#### DIRECTIVE:
For the copy, please give all of the data again exactly and leave the pictures out.

(Records from a data source)
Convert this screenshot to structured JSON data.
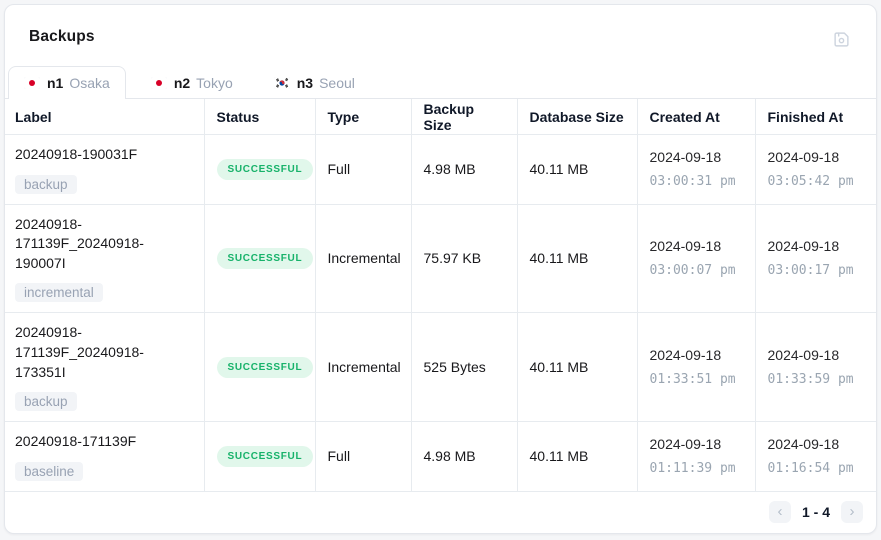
{
  "panel": {
    "title": "Backups"
  },
  "tabs": [
    {
      "node": "n1",
      "city": "Osaka",
      "flag": "japan",
      "selected": true
    },
    {
      "node": "n2",
      "city": "Tokyo",
      "flag": "japan",
      "selected": false
    },
    {
      "node": "n3",
      "city": "Seoul",
      "flag": "south-korea",
      "selected": false
    }
  ],
  "table": {
    "columns": [
      "Label",
      "Status",
      "Type",
      "Backup Size",
      "Database Size",
      "Created At",
      "Finished At"
    ],
    "rows": [
      {
        "label": "20240918-190031F",
        "tag": "backup",
        "status": "SUCCESSFUL",
        "type": "Full",
        "backup_size": "4.98 MB",
        "database_size": "40.11 MB",
        "created_date": "2024-09-18",
        "created_time": "03:00:31 pm",
        "finished_date": "2024-09-18",
        "finished_time": "03:05:42 pm"
      },
      {
        "label": "20240918-171139F_20240918-190007I",
        "tag": "incremental",
        "status": "SUCCESSFUL",
        "type": "Incremental",
        "backup_size": "75.97 KB",
        "database_size": "40.11 MB",
        "created_date": "2024-09-18",
        "created_time": "03:00:07 pm",
        "finished_date": "2024-09-18",
        "finished_time": "03:00:17 pm"
      },
      {
        "label": "20240918-171139F_20240918-173351I",
        "tag": "backup",
        "status": "SUCCESSFUL",
        "type": "Incremental",
        "backup_size": "525 Bytes",
        "database_size": "40.11 MB",
        "created_date": "2024-09-18",
        "created_time": "01:33:51 pm",
        "finished_date": "2024-09-18",
        "finished_time": "01:33:59 pm"
      },
      {
        "label": "20240918-171139F",
        "tag": "baseline",
        "status": "SUCCESSFUL",
        "type": "Full",
        "backup_size": "4.98 MB",
        "database_size": "40.11 MB",
        "created_date": "2024-09-18",
        "created_time": "01:11:39 pm",
        "finished_date": "2024-09-18",
        "finished_time": "01:16:54 pm"
      }
    ]
  },
  "pagination": {
    "prev": "‹",
    "range": "1 - 4",
    "next": "›"
  },
  "colors": {
    "badge_bg": "#e1f7eb",
    "badge_text": "#17b26a",
    "tag_bg": "#f2f4f7",
    "tag_text": "#98a2b3",
    "border": "#e4e7ec",
    "muted": "#9aa5b1"
  }
}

#### EXPECTED ANSWER:
Convert this screenshot to structured JSON data.
{
  "panel": {
    "title": "Backups"
  },
  "tabs": [
    {
      "node": "n1",
      "city": "Osaka",
      "flag": "japan",
      "selected": true
    },
    {
      "node": "n2",
      "city": "Tokyo",
      "flag": "japan",
      "selected": false
    },
    {
      "node": "n3",
      "city": "Seoul",
      "flag": "south-korea",
      "selected": false
    }
  ],
  "table": {
    "columns": [
      "Label",
      "Status",
      "Type",
      "Backup Size",
      "Database Size",
      "Created At",
      "Finished At"
    ],
    "rows": [
      {
        "label": "20240918-190031F",
        "tag": "backup",
        "status": "SUCCESSFUL",
        "type": "Full",
        "backup_size": "4.98 MB",
        "database_size": "40.11 MB",
        "created_date": "2024-09-18",
        "created_time": "03:00:31 pm",
        "finished_date": "2024-09-18",
        "finished_time": "03:05:42 pm"
      },
      {
        "label": "20240918-171139F_20240918-190007I",
        "tag": "incremental",
        "status": "SUCCESSFUL",
        "type": "Incremental",
        "backup_size": "75.97 KB",
        "database_size": "40.11 MB",
        "created_date": "2024-09-18",
        "created_time": "03:00:07 pm",
        "finished_date": "2024-09-18",
        "finished_time": "03:00:17 pm"
      },
      {
        "label": "20240918-171139F_20240918-173351I",
        "tag": "backup",
        "status": "SUCCESSFUL",
        "type": "Incremental",
        "backup_size": "525 Bytes",
        "database_size": "40.11 MB",
        "created_date": "2024-09-18",
        "created_time": "01:33:51 pm",
        "finished_date": "2024-09-18",
        "finished_time": "01:33:59 pm"
      },
      {
        "label": "20240918-171139F",
        "tag": "baseline",
        "status": "SUCCESSFUL",
        "type": "Full",
        "backup_size": "4.98 MB",
        "database_size": "40.11 MB",
        "created_date": "2024-09-18",
        "created_time": "01:11:39 pm",
        "finished_date": "2024-09-18",
        "finished_time": "01:16:54 pm"
      }
    ]
  },
  "pagination": {
    "prev": "‹",
    "range": "1 - 4",
    "next": "›"
  },
  "colors": {
    "badge_bg": "#e1f7eb",
    "badge_text": "#17b26a",
    "tag_bg": "#f2f4f7",
    "tag_text": "#98a2b3",
    "border": "#e4e7ec",
    "muted": "#9aa5b1"
  }
}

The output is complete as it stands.